> _Problem to solve_: Using the entries that follow, give the number of lines containing the string "flowering". Write nothing besides that number.

> _Entries supplied_:

↓↓↓

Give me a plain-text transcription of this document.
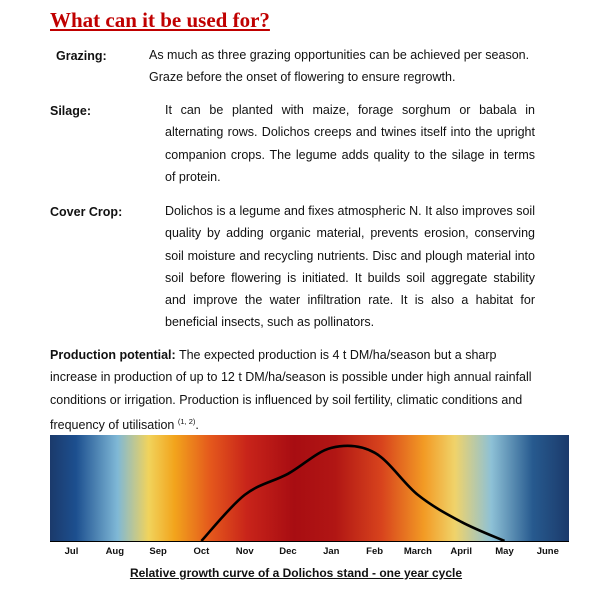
What can it be used for?
Grazing:	As much as three grazing opportunities can be achieved per season.
Graze before the onset of flowering to ensure regrowth.
Silage:	It can be planted with maize, forage sorghum or babala in alternating rows. Dolichos creeps and twines itself into the upright companion crops. The legume adds quality to the silage in terms of protein.
Cover Crop:	Dolichos is a legume and fixes atmospheric N. It also improves soil quality by adding organic material, prevents erosion, conserving soil moisture and recycling nutrients. Disc and plough material into soil before flowering is initiated. It builds soil aggregate stability and improve the water infiltration rate. It is also a habitat for beneficial insects, such as pollinators.
Production potential: The expected production is 4 t DM/ha/season but a sharp increase in production of up to 12 t DM/ha/season is possible under high annual rainfall conditions or irrigation. Production is influenced by soil fertility, climatic conditions and frequency of utilisation $^{(1, 2)}$.
Jul	Aug	Sep	Oct	Nov	Dec	Jan	Feb March April May June
Relative growth curve of a Dolichos stand - one year cycle
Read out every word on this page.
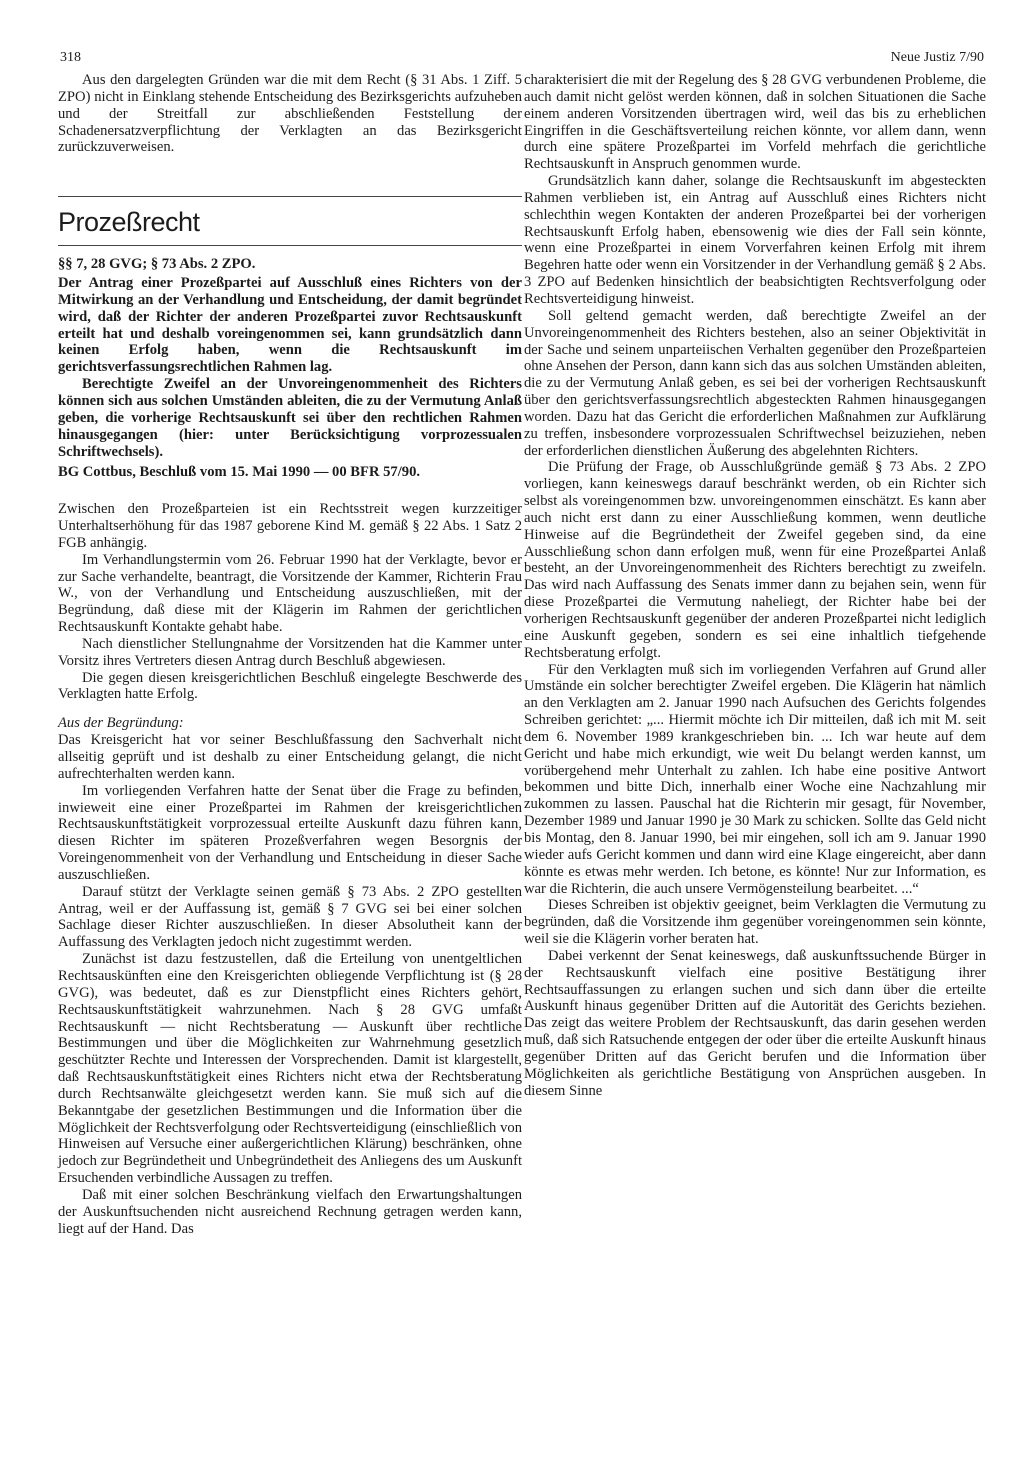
318	Neue Justiz 7/90

Aus den dargelegten Gründen war die mit dem Recht (§ 31 Abs. 1 Ziff. 5 ZPO) nicht in Einklang stehende Entscheidung des Bezirksgerichts aufzuheben und der Streitfall zur abschließenden Feststellung der Schadenersatzverpflichtung der Verklagten an das Bezirksgericht zurückzuverweisen.

Prozeßrecht
§§ 7, 28 GVG; § 73 Abs. 2 ZPO.

Der Antrag einer Prozeßpartei auf Ausschluß eines Richters von der Mitwirkung an der Verhandlung und Entscheidung, der damit begründet wird, daß der Richter der anderen Prozeßpartei zuvor Rechtsauskunft erteilt hat und deshalb voreingenommen sei, kann grundsätzlich dann keinen Erfolg haben, wenn die Rechtsauskunft im gerichtsverfassungsrechtlichen Rahmen lag.

Berechtigte Zweifel an der Unvoreingenommenheit des Richters können sich aus solchen Umständen ableiten, die zu der Vermutung Anlaß geben, die vorherige Rechtsauskunft sei über den rechtlichen Rahmen hinausgegangen (hier: unter Berücksichtigung vorprozessualen Schriftwechsels).

BG Cottbus, Beschluß vom 15. Mai 1990 — 00 BFR 57/90.

Zwischen den Prozeßparteien ist ein Rechtsstreit wegen kurzzeitiger Unterhaltserhöhung für das 1987 geborene Kind M. gemäß § 22 Abs. 1 Satz 2 FGB anhängig.

Im Verhandlungstermin vom 26. Februar 1990 hat der Verklagte, bevor er zur Sache verhandelte, beantragt, die Vorsitzende der Kammer, Richterin Frau W., von der Verhandlung und Entscheidung auszuschließen, mit der Begründung, daß diese mit der Klägerin im Rahmen der gerichtlichen Rechtsauskunft Kontakte gehabt habe.

Nach dienstlicher Stellungnahme der Vorsitzenden hat die Kammer unter Vorsitz ihres Vertreters diesen Antrag durch Beschluß abgewiesen.

Die gegen diesen kreisgerichtlichen Beschluß eingelegte Beschwerde des Verklagten hatte Erfolg.

Aus der Begründung:

Das Kreisgericht hat vor seiner Beschlußfassung den Sachverhalt nicht allseitig geprüft und ist deshalb zu einer Entscheidung gelangt, die nicht aufrechterhalten werden kann.

Im vorliegenden Verfahren hatte der Senat über die Frage zu befinden, inwieweit eine einer Prozeßpartei im Rahmen der kreisgerichtlichen Rechtsauskunftstätigkeit vorprozessual erteilte Auskunft dazu führen kann, diesen Richter im späteren Prozeßverfahren wegen Besorgnis der Voreingenommenheit von der Verhandlung und Entscheidung in dieser Sache auszuschließen.

Darauf stützt der Verklagte seinen gemäß § 73 Abs. 2 ZPO gestellten Antrag, weil er der Auffassung ist, gemäß § 7 GVG sei bei einer solchen Sachlage dieser Richter auszuschließen. In dieser Absolutheit kann der Auffassung des Verklagten jedoch nicht zugestimmt werden.

Zunächst ist dazu festzustellen, daß die Erteilung von unentgeltlichen Rechtsauskünften eine den Kreisgerichten obliegende Verpflichtung ist (§ 28 GVG), was bedeutet, daß es zur Dienstpflicht eines Richters gehört, Rechtsauskunftstätigkeit wahrzunehmen. Nach § 28 GVG umfaßt Rechtsauskunft — nicht Rechtsberatung — Auskunft über rechtliche Bestimmungen und über die Möglichkeiten zur Wahrnehmung gesetzlich geschützter Rechte und Interessen der Vorsprechenden. Damit ist klargestellt, daß Rechtsauskunftstätigkeit eines Richters nicht etwa der Rechtsberatung durch Rechtsanwälte gleichgesetzt werden kann. Sie muß sich auf die Bekanntgabe der gesetzlichen Bestimmungen und die Information über die Möglichkeit der Rechtsverfolgung oder Rechtsverteidigung (einschließlich von Hinweisen auf Versuche einer außergerichtlichen Klärung) beschränken, ohne jedoch zur Begründetheit und Unbegründetheit des Anliegens des um Auskunft Ersuchenden verbindliche Aussagen zu treffen.

Daß mit einer solchen Beschränkung vielfach den Erwartungshaltungen der Auskunftsuchenden nicht ausreichend Rechnung getragen werden kann, liegt auf der Hand. Das

charakterisiert die mit der Regelung des § 28 GVG verbundenen Probleme, die auch damit nicht gelöst werden können, daß in solchen Situationen die Sache einem anderen Vorsitzenden übertragen wird, weil das bis zu erheblichen Eingriffen in die Geschäftsverteilung reichen könnte, vor allem dann, wenn durch eine spätere Prozeßpartei im Vorfeld mehrfach die gerichtliche Rechtsauskunft in Anspruch genommen wurde.

Grundsätzlich kann daher, solange die Rechtsauskunft im abgesteckten Rahmen verblieben ist, ein Antrag auf Ausschluß eines Richters nicht schlechthin wegen Kontakten der anderen Prozeßpartei bei der vorherigen Rechtsauskunft Erfolg haben, ebensowenig wie dies der Fall sein könnte, wenn eine Prozeßpartei in einem Vorverfahren keinen Erfolg mit ihrem Begehren hatte oder wenn ein Vorsitzender in der Verhandlung gemäß § 2 Abs. 3 ZPO auf Bedenken hinsichtlich der beabsichtigten Rechtsverfolgung oder Rechtsverteidigung hinweist.

Soll geltend gemacht werden, daß berechtigte Zweifel an der Unvoreingenommenheit des Richters bestehen, also an seiner Objektivität in der Sache und seinem unparteiischen Verhalten gegenüber den Prozeßparteien ohne Ansehen der Person, dann kann sich das aus solchen Umständen ableiten, die zu der Vermutung Anlaß geben, es sei bei der vorherigen Rechtsauskunft über den gerichtsverfassungsrechtlich abgesteckten Rahmen hinausgegangen worden. Dazu hat das Gericht die erforderlichen Maßnahmen zur Aufklärung zu treffen, insbesondere vorprozessualen Schriftwechsel beizuziehen, neben der erforderlichen dienstlichen Äußerung des abgelehnten Richters.

Die Prüfung der Frage, ob Ausschlußgründe gemäß § 73 Abs. 2 ZPO vorliegen, kann keineswegs darauf beschränkt werden, ob ein Richter sich selbst als voreingenommen bzw. unvoreingenommen einschätzt. Es kann aber auch nicht erst dann zu einer Ausschließung kommen, wenn deutliche Hinweise auf die Begründetheit der Zweifel gegeben sind, da eine Ausschließung schon dann erfolgen muß, wenn für eine Prozeßpartei Anlaß besteht, an der Unvoreingenommenheit des Richters berechtigt zu zweifeln. Das wird nach Auffassung des Senats immer dann zu bejahen sein, wenn für diese Prozeßpartei die Vermutung naheliegt, der Richter habe bei der vorherigen Rechtsauskunft gegenüber der anderen Prozeßpartei nicht lediglich eine Auskunft gegeben, sondern es sei eine inhaltlich tiefgehende Rechtsberatung erfolgt.

Für den Verklagten muß sich im vorliegenden Verfahren auf Grund aller Umstände ein solcher berechtigter Zweifel ergeben. Die Klägerin hat nämlich an den Verklagten am 2. Januar 1990 nach Aufsuchen des Gerichts folgendes Schreiben gerichtet: „... Hiermit möchte ich Dir mitteilen, daß ich mit M. seit dem 6. November 1989 krankgeschrieben bin. ... Ich war heute auf dem Gericht und habe mich erkundigt, wie weit Du belangt werden kannst, um vorübergehend mehr Unterhalt zu zahlen. Ich habe eine positive Antwort bekommen und bitte Dich, innerhalb einer Woche eine Nachzahlung mir zukommen zu lassen. Pauschal hat die Richterin mir gesagt, für November, Dezember 1989 und Januar 1990 je 30 Mark zu schicken. Sollte das Geld nicht bis Montag, den 8. Januar 1990, bei mir eingehen, soll ich am 9. Januar 1990 wieder aufs Gericht kommen und dann wird eine Klage eingereicht, aber dann könnte es etwas mehr werden. Ich betone, es könnte! Nur zur Information, es war die Richterin, die auch unsere Vermögensteilung bearbeitet. ...“

Dieses Schreiben ist objektiv geeignet, beim Verklagten die Vermutung zu begründen, daß die Vorsitzende ihm gegenüber voreingenommen sein könnte, weil sie die Klägerin vorher beraten hat.

Dabei verkennt der Senat keineswegs, daß auskunftssuchende Bürger in der Rechtsauskunft vielfach eine positive Bestätigung ihrer Rechtsauffassungen zu erlangen suchen und sich dann über die erteilte Auskunft hinaus gegenüber Dritten auf die Autorität des Gerichts beziehen. Das zeigt das weitere Problem der Rechtsauskunft, das darin gesehen werden muß, daß sich Ratsuchende entgegen der oder über die erteilte Auskunft hinaus gegenüber Dritten auf das Gericht berufen und die Information über Möglichkeiten als gerichtliche Bestätigung von Ansprüchen ausgeben. In diesem Sinne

↑↑↑

> _Response for this exercise_: 2